Which Twitter Avatar Is Right for the Kind of Person You Aspire to Be?

A guide for power users trying to become the next pundit on the app

Twitter screen on a phone atop a laptop keyboard.
Twitter photo: Shutterstock / Icon: Jack Koloskus
Luke Winkie
Miss Type
Miss Type

Welcome to Miss Type, a column about etiquette in the digital age. This week: What should you use for your Twitter profile picture?

As a journalist, I am constantly forced to confront how absurd it is that Twitter — an unprofitable platform initially designed as a place to talk about different kinds of sandwiches — has become the nexus of all my personal and professional aspirations. I made an account as a teen in a high school computer lab, and I spent the next 12 years somehow leveraging the app into freelance assignments, networking opportunities, weird feuds, and first dates. I did not know what I was getting myself into, and now here we are.

Anyone who has ended up in a position where Twitter plays an outsize role in their life knows that, given the stakes involved, there is a vulnerability to crafting your Twitter profile. After all, Twitter is a place for book deals and new job announcements, as well as complaints about how expensive cherries are getting at the supermarket. Those of us who are professionally bound to the site and the opportunities it can offer need to constantly demonstrate our innate value to anyone who might decide to give us a lot of money, while also not appearing like a total lunatic. How are you supposed to navigate such a paradox?

Here’s a trade secret: Once you have your Twitter avatar figured out, everything else falls into place.
- - - - -
PROBLEM TO WORK ON: Decide whether the Twitter avatar column above supports each of the following statements, answering yes or no and quoting the words of the column that settle it. 1. The writer first made a Twitter account as a teenager in a high school computer lab. 2. Twitter was originally built as a place to share breaking news. 3. The column claims that everything else falls into place once a person's Twitter avatar is settled.
- - - - -
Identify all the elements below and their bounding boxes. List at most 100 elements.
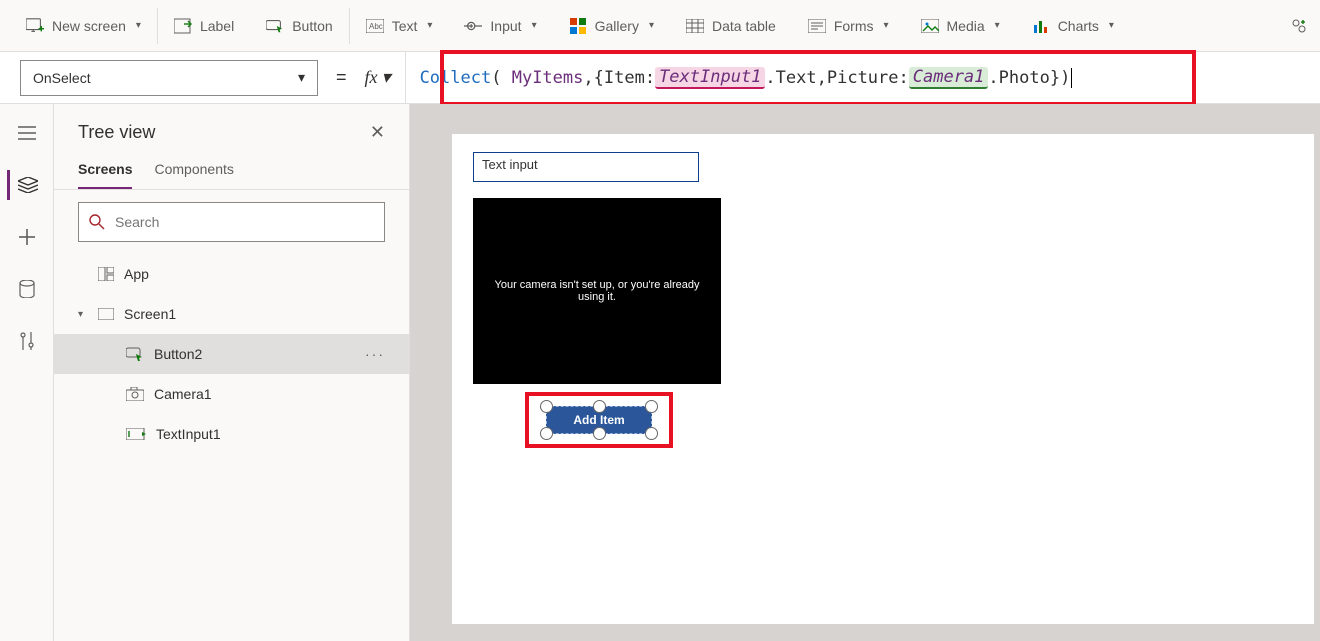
tree-list: App ▾ Screen1 Button2 ··· Camera1 — [54, 254, 409, 641]
tree-view-panel: Tree view ✕ Screens Components App ▾ Scr… — [54, 104, 410, 641]
formula-token-function: Collect — [420, 68, 492, 88]
property-dropdown[interactable]: OnSelect ▾ — [20, 60, 318, 96]
tree-item-label: Screen1 — [124, 306, 176, 322]
left-rail — [0, 104, 54, 641]
canvas-add-item-button[interactable]: Add Item — [546, 406, 652, 434]
screen-plus-icon — [26, 17, 44, 35]
charts-icon — [1032, 17, 1050, 35]
chevron-down-icon: ▾ — [995, 20, 1000, 31]
add-component-button[interactable] — [1292, 19, 1310, 33]
tree-item-screen[interactable]: ▾ Screen1 — [54, 294, 409, 334]
chevron-down-icon: ▾ — [427, 20, 432, 31]
text-label: Text — [392, 18, 418, 34]
tree-item-label: Camera1 — [154, 386, 212, 402]
label-icon — [174, 17, 192, 35]
annotation-highlight: Add Item — [525, 392, 673, 448]
media-button[interactable]: Media ▾ — [905, 0, 1016, 52]
tree-item-app[interactable]: App — [54, 254, 409, 294]
text-icon: Abc — [366, 17, 384, 35]
data-table-icon — [686, 17, 704, 35]
tree-item-label: App — [124, 266, 149, 282]
media-icon — [921, 17, 939, 35]
database-icon — [19, 280, 35, 298]
equals-sign: = — [336, 67, 347, 88]
text-button[interactable]: Abc Text ▾ — [350, 0, 449, 52]
media-label: Media — [947, 18, 985, 34]
chevron-down-icon: ▾ — [883, 20, 888, 31]
toolbar: New screen ▾ Label Button Abc Text ▾ Inp… — [0, 0, 1320, 52]
camera-message: Your camera isn't set up, or you're alre… — [483, 279, 711, 303]
chevron-down-icon: ▾ — [1109, 20, 1114, 31]
tree-view-tabs: Screens Components — [54, 155, 409, 190]
button-icon — [266, 17, 284, 35]
more-icon[interactable]: ··· — [365, 346, 385, 362]
text-input-icon — [126, 428, 146, 440]
svg-text:Abc: Abc — [369, 22, 383, 31]
resize-handle[interactable] — [540, 427, 553, 440]
label-label: Label — [200, 18, 234, 34]
text-cursor — [1071, 68, 1072, 88]
chevron-down-icon: ▾ — [136, 20, 141, 31]
button-label: Add Item — [573, 413, 624, 427]
gallery-button[interactable]: Gallery ▾ — [553, 0, 670, 52]
resize-handle[interactable] — [540, 400, 553, 413]
chevron-down-icon: ▾ — [649, 20, 654, 31]
tree-view-header: Tree view ✕ — [54, 122, 409, 155]
tree-item-label: Button2 — [154, 346, 202, 362]
formula-token-reference: Camera1 — [909, 67, 989, 89]
formula-bar: OnSelect ▾ = fx ▾ Collect( MyItems, { It… — [0, 52, 1320, 104]
property-value: OnSelect — [33, 70, 91, 86]
input-icon — [464, 17, 482, 35]
tab-screens[interactable]: Screens — [78, 155, 132, 189]
canvas-text-input[interactable]: Text input — [473, 152, 699, 182]
close-icon[interactable]: ✕ — [370, 122, 385, 143]
formula-token-reference: TextInput1 — [655, 67, 765, 89]
screen-icon — [98, 308, 114, 320]
plus-icon — [1292, 19, 1306, 33]
camera-icon — [126, 387, 144, 401]
canvas-screen[interactable]: Text input Your camera isn't set up, or … — [452, 134, 1314, 624]
chevron-down-icon: ▾ — [78, 309, 88, 320]
forms-label: Forms — [834, 18, 874, 34]
rail-hamburger[interactable] — [7, 118, 47, 148]
tools-icon — [19, 332, 35, 350]
formula-input[interactable]: Collect( MyItems, { Item: TextInput1.Tex… — [406, 52, 1320, 104]
resize-handle[interactable] — [593, 427, 606, 440]
canvas-camera[interactable]: Your camera isn't set up, or you're alre… — [473, 198, 721, 384]
forms-button[interactable]: Forms ▾ — [792, 0, 905, 52]
chevron-down-icon: ▾ — [532, 20, 537, 31]
data-table-button[interactable]: Data table — [670, 0, 792, 52]
gallery-icon — [569, 17, 587, 35]
tab-components[interactable]: Components — [154, 155, 233, 189]
tree-item-button[interactable]: Button2 ··· — [54, 334, 409, 374]
search-input[interactable] — [115, 214, 374, 230]
search-icon — [89, 214, 105, 230]
label-button[interactable]: Label — [158, 0, 250, 52]
chevron-down-icon: ▾ — [382, 67, 391, 88]
tree-search[interactable] — [78, 202, 385, 242]
button-icon — [126, 347, 144, 361]
main-area: Tree view ✕ Screens Components App ▾ Scr… — [0, 104, 1320, 641]
resize-handle[interactable] — [593, 400, 606, 413]
chevron-down-icon: ▾ — [298, 69, 305, 86]
tree-item-textinput[interactable]: TextInput1 — [54, 414, 409, 454]
app-icon — [98, 267, 114, 281]
fx-button[interactable]: fx ▾ — [365, 52, 406, 104]
tree-view-title: Tree view — [78, 122, 155, 143]
rail-data[interactable] — [7, 274, 47, 304]
input-button[interactable]: Input ▾ — [448, 0, 552, 52]
rail-tree-view[interactable] — [7, 170, 47, 200]
resize-handle[interactable] — [645, 400, 658, 413]
new-screen-button[interactable]: New screen ▾ — [10, 0, 157, 52]
charts-label: Charts — [1058, 18, 1099, 34]
charts-button[interactable]: Charts ▾ — [1016, 0, 1130, 52]
new-screen-label: New screen — [52, 18, 126, 34]
forms-icon — [808, 17, 826, 35]
tree-item-camera[interactable]: Camera1 — [54, 374, 409, 414]
rail-tools[interactable] — [7, 326, 47, 356]
button-button[interactable]: Button — [250, 0, 348, 52]
rail-insert[interactable] — [7, 222, 47, 252]
canvas-area[interactable]: Text input Your camera isn't set up, or … — [410, 104, 1320, 641]
input-label: Input — [490, 18, 521, 34]
resize-handle[interactable] — [645, 427, 658, 440]
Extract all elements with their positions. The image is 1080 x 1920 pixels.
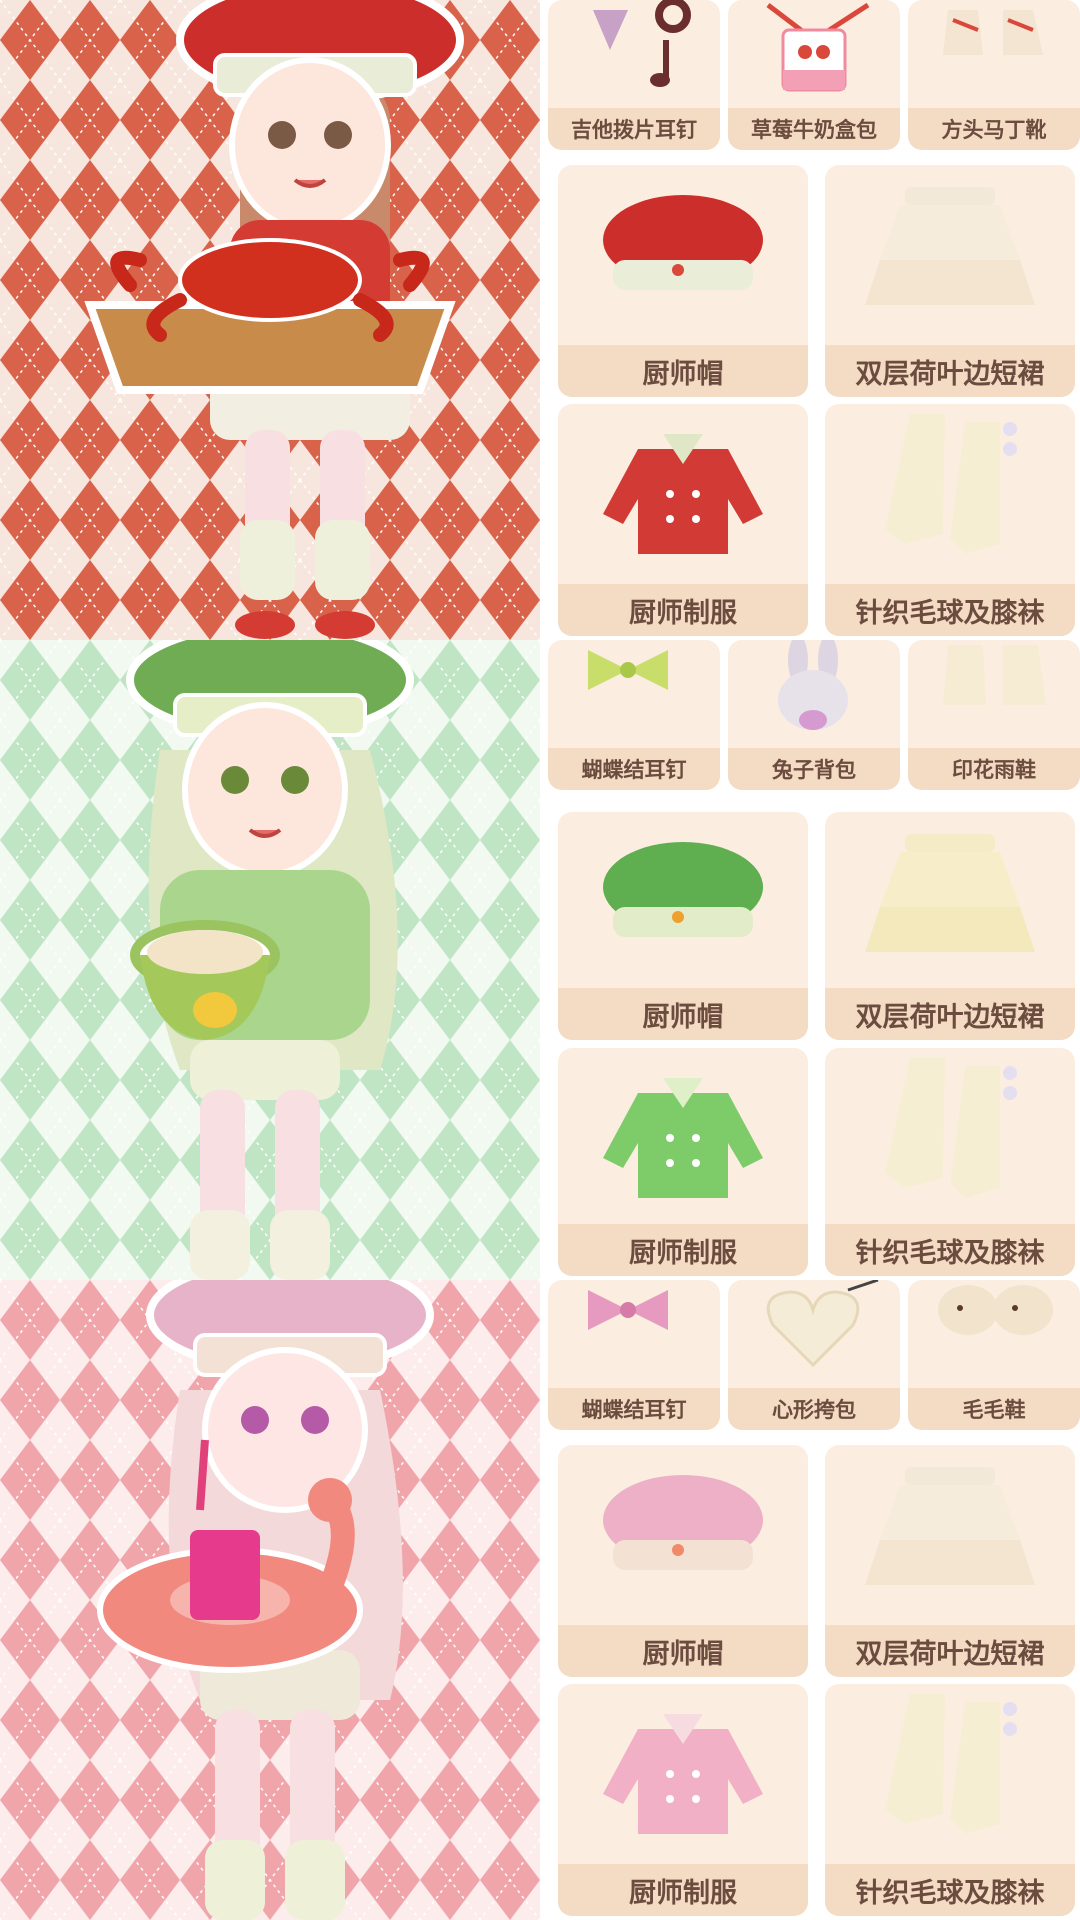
item-card-socks[interactable]: 针织毛球及膝袜 <box>825 1684 1075 1916</box>
item-card-earring[interactable]: 蝴蝶结耳钉 <box>548 640 720 790</box>
knee-socks-icon <box>885 1058 1017 1198</box>
bow-earring-icon <box>588 1290 668 1330</box>
bow-earring-icon <box>588 650 668 690</box>
chef-hat-icon <box>603 195 763 290</box>
item-label: 草莓牛奶盒包 <box>751 118 877 142</box>
character-preview-red <box>0 0 540 640</box>
character-illustration <box>0 0 540 640</box>
character-preview-green <box>0 640 540 1280</box>
item-label: 蝴蝶结耳钉 <box>581 758 687 782</box>
outfit-section-red: 吉他拨片耳钉 草莓牛奶盒包 方头马丁靴 厨师帽 双层荷叶边短裙 厨师制服 针织毛… <box>0 0 1080 640</box>
item-card-chef-uniform[interactable]: 厨师制服 <box>558 1684 808 1916</box>
item-card-chef-uniform[interactable]: 厨师制服 <box>558 1048 808 1276</box>
item-card-skirt[interactable]: 双层荷叶边短裙 <box>825 812 1075 1040</box>
item-card-bag[interactable]: 兔子背包 <box>728 640 900 790</box>
item-card-earring[interactable]: 吉他拨片耳钉 <box>548 0 720 150</box>
item-panel-green: 蝴蝶结耳钉 兔子背包 印花雨鞋 厨师帽 双层荷叶边短裙 厨师制服 针织毛球及膝袜 <box>540 640 1080 1280</box>
chef-hat-icon <box>603 1475 763 1570</box>
character-preview-pink <box>0 1280 540 1920</box>
knee-socks-icon <box>885 1694 1017 1834</box>
bunny-backpack-icon <box>778 640 848 730</box>
item-label: 厨师制服 <box>629 597 737 629</box>
item-card-shoes[interactable]: 印花雨鞋 <box>908 640 1080 790</box>
item-label: 双层荷叶边短裙 <box>855 1001 1045 1033</box>
item-card-chef-hat[interactable]: 厨师帽 <box>558 1445 808 1677</box>
chef-uniform-icon <box>603 1078 763 1198</box>
item-card-shoes[interactable]: 毛毛鞋 <box>908 1280 1080 1430</box>
item-label: 厨师帽 <box>642 1638 724 1670</box>
item-label: 心形挎包 <box>772 1398 856 1422</box>
chef-uniform-icon <box>603 434 763 554</box>
item-card-shoes[interactable]: 方头马丁靴 <box>908 0 1080 150</box>
ruffle-skirt-icon <box>865 834 1035 952</box>
chef-uniform-icon <box>603 1714 763 1834</box>
item-card-skirt[interactable]: 双层荷叶边短裙 <box>825 1445 1075 1677</box>
heart-bag-icon <box>766 1280 879 1368</box>
item-card-socks[interactable]: 针织毛球及膝袜 <box>825 1048 1075 1276</box>
item-label: 双层荷叶边短裙 <box>855 1638 1045 1670</box>
item-label: 双层荷叶边短裙 <box>855 358 1045 390</box>
item-label: 厨师制服 <box>629 1237 737 1269</box>
item-panel-red: 吉他拨片耳钉 草莓牛奶盒包 方头马丁靴 厨师帽 双层荷叶边短裙 厨师制服 针织毛… <box>540 0 1080 640</box>
item-card-earring[interactable]: 蝴蝶结耳钉 <box>548 1280 720 1430</box>
item-label: 厨师制服 <box>629 1877 737 1909</box>
knee-socks-icon <box>885 414 1017 554</box>
guitar-pick-earring-icon <box>593 0 691 87</box>
item-card-chef-hat[interactable]: 厨师帽 <box>558 165 808 397</box>
rain-boots-icon <box>943 645 1046 705</box>
item-label: 印花雨鞋 <box>952 758 1036 782</box>
item-card-bag[interactable]: 心形挎包 <box>728 1280 900 1430</box>
item-label: 针织毛球及膝袜 <box>855 1237 1045 1269</box>
item-label: 吉他拨片耳钉 <box>571 118 697 142</box>
martin-boots-icon <box>943 10 1043 55</box>
item-label: 针织毛球及膝袜 <box>855 1877 1045 1909</box>
ruffle-skirt-icon <box>865 1467 1035 1585</box>
character-illustration <box>0 640 540 1280</box>
item-card-chef-uniform[interactable]: 厨师制服 <box>558 404 808 636</box>
item-label: 方头马丁靴 <box>941 118 1047 142</box>
item-label: 毛毛鞋 <box>962 1398 1026 1422</box>
item-card-socks[interactable]: 针织毛球及膝袜 <box>825 404 1075 636</box>
item-label: 兔子背包 <box>772 758 856 782</box>
item-label: 蝴蝶结耳钉 <box>581 1398 687 1422</box>
item-card-bag[interactable]: 草莓牛奶盒包 <box>728 0 900 150</box>
outfit-section-green: 蝴蝶结耳钉 兔子背包 印花雨鞋 厨师帽 双层荷叶边短裙 厨师制服 针织毛球及膝袜 <box>0 640 1080 1280</box>
chef-hat-icon <box>603 842 763 937</box>
item-label: 厨师帽 <box>642 1001 724 1033</box>
character-illustration <box>0 1280 540 1920</box>
item-label: 厨师帽 <box>642 358 724 390</box>
item-label: 针织毛球及膝袜 <box>855 597 1045 629</box>
ruffle-skirt-icon <box>865 187 1035 305</box>
strawberry-milk-bag-icon <box>766 2 870 92</box>
item-card-chef-hat[interactable]: 厨师帽 <box>558 812 808 1040</box>
outfit-section-pink: 蝴蝶结耳钉 心形挎包 毛毛鞋 厨师帽 双层荷叶边短裙 厨师制服 针织毛球及膝袜 <box>0 1280 1080 1920</box>
item-card-skirt[interactable]: 双层荷叶边短裙 <box>825 165 1075 397</box>
fluffy-slippers-icon <box>938 1285 1053 1335</box>
item-panel-pink: 蝴蝶结耳钉 心形挎包 毛毛鞋 厨师帽 双层荷叶边短裙 厨师制服 针织毛球及膝袜 <box>540 1280 1080 1920</box>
- - - - -
TASK ANSWER:
1. Yes: "I made an account as a teen in a high school computer lab"
2. No: "initially designed as a place to talk about different kinds of sandwiches"
3. Yes: "Once you have your Twitter avatar figured out, everything else falls into place."